__GIVEN EXERCISE__: List each line of the data that holds the word "προειδοποιητική".

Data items
-- start --
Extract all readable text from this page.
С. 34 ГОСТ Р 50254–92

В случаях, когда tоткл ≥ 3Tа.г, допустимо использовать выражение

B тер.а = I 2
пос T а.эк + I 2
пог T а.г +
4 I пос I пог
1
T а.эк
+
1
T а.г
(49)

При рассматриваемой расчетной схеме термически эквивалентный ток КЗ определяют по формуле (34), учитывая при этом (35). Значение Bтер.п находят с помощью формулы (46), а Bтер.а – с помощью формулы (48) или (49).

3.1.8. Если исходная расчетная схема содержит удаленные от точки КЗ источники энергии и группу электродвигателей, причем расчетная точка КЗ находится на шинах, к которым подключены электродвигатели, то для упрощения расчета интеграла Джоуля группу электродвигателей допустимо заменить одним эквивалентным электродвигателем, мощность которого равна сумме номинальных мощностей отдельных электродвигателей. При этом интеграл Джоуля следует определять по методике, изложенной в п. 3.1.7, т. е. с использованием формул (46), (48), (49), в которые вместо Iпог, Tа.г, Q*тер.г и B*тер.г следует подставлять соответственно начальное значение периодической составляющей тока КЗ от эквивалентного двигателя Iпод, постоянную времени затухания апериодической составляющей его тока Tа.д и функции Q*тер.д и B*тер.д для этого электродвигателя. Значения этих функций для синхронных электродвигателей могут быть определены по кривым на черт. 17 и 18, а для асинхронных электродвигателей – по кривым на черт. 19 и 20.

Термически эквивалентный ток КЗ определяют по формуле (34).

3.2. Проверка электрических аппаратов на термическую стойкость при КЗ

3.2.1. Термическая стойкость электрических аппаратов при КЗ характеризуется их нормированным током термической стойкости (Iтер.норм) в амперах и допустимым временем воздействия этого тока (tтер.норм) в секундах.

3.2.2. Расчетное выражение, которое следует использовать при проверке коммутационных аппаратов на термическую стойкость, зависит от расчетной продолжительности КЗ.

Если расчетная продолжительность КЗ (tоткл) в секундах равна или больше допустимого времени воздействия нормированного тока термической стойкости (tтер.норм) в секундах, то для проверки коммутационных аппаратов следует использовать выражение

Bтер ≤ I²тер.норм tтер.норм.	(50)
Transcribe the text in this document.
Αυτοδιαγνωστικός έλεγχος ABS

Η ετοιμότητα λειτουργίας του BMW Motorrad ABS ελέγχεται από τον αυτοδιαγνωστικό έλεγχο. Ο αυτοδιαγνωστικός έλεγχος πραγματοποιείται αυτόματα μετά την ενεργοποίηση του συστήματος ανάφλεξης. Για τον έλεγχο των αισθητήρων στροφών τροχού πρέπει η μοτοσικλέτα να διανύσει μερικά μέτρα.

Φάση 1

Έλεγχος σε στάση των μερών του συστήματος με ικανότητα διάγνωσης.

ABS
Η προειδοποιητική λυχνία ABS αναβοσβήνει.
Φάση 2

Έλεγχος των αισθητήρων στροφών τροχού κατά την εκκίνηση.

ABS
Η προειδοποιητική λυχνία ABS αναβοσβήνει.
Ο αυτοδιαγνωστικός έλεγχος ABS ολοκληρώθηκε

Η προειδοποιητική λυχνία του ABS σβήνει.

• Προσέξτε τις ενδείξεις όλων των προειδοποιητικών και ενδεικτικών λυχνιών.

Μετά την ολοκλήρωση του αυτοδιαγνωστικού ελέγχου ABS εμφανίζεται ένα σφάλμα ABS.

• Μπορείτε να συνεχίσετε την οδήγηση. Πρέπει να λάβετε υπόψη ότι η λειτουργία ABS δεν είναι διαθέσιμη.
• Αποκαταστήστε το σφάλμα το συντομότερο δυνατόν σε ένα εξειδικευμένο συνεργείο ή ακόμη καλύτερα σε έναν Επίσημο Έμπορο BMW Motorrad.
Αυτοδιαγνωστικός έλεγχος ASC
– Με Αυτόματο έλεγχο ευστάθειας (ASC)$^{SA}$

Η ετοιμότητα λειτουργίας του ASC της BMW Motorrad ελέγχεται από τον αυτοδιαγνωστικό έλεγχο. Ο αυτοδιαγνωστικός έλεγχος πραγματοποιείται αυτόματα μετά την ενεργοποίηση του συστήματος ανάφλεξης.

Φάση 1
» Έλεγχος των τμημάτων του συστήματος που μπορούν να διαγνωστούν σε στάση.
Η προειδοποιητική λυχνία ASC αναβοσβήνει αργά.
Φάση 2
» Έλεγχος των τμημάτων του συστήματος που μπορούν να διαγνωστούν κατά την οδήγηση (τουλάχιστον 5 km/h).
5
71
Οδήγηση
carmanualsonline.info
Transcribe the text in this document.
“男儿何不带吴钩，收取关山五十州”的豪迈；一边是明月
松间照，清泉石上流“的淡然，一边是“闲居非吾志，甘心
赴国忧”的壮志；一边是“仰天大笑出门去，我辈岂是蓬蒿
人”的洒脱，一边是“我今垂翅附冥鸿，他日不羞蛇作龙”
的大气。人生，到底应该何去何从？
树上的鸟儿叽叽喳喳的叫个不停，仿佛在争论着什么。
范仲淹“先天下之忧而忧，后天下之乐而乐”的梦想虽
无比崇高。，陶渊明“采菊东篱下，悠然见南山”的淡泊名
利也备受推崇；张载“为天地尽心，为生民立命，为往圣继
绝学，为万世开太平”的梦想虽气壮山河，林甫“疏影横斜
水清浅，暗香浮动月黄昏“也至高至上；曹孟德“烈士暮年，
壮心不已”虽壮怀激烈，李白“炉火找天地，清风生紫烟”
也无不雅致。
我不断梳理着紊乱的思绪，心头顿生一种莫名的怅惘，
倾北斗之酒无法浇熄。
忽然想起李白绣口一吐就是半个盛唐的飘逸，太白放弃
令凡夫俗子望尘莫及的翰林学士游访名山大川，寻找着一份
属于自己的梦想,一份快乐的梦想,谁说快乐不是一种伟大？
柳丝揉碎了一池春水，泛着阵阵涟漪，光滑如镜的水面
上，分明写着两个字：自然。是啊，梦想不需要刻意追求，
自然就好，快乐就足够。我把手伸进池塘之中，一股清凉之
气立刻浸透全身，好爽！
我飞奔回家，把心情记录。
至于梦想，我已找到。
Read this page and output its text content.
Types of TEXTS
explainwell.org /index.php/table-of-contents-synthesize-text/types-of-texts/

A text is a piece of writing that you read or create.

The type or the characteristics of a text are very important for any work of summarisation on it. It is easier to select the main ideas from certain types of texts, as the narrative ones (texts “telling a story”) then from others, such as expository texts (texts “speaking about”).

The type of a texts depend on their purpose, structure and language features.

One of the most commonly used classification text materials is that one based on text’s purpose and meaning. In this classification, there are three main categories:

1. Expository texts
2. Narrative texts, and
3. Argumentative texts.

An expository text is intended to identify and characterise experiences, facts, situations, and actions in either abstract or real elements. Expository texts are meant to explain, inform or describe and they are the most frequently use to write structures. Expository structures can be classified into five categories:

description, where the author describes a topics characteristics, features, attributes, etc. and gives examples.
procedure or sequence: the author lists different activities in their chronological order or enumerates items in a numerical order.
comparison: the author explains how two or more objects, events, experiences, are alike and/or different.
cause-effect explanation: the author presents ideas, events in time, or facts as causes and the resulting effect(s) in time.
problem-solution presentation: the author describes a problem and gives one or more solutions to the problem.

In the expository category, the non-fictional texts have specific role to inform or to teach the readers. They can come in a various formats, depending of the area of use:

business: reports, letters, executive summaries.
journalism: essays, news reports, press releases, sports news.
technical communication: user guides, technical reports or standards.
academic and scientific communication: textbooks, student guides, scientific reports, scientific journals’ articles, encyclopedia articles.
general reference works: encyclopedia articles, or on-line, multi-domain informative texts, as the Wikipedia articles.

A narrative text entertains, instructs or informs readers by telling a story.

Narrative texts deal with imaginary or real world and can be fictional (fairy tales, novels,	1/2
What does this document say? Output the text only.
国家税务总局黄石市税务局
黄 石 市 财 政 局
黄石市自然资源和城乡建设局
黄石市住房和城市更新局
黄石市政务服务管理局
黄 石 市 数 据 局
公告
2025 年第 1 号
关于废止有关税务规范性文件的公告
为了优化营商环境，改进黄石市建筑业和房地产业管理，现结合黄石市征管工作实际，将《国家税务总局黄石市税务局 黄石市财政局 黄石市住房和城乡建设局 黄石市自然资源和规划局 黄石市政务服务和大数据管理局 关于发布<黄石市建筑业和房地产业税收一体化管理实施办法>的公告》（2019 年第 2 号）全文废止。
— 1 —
-- end --
__SOLUTION TO THIS EXERCISE__:
Η προειδοποιητική λυχνία ABS αναβοσβήνει.
Η προειδοποιητική λυχνία ABS αναβοσβήνει.
Η προειδοποιητική λυχνία του ABS σβήνει.
Η προειδοποιητική λυχνία ASC αναβοσβήνει αργά.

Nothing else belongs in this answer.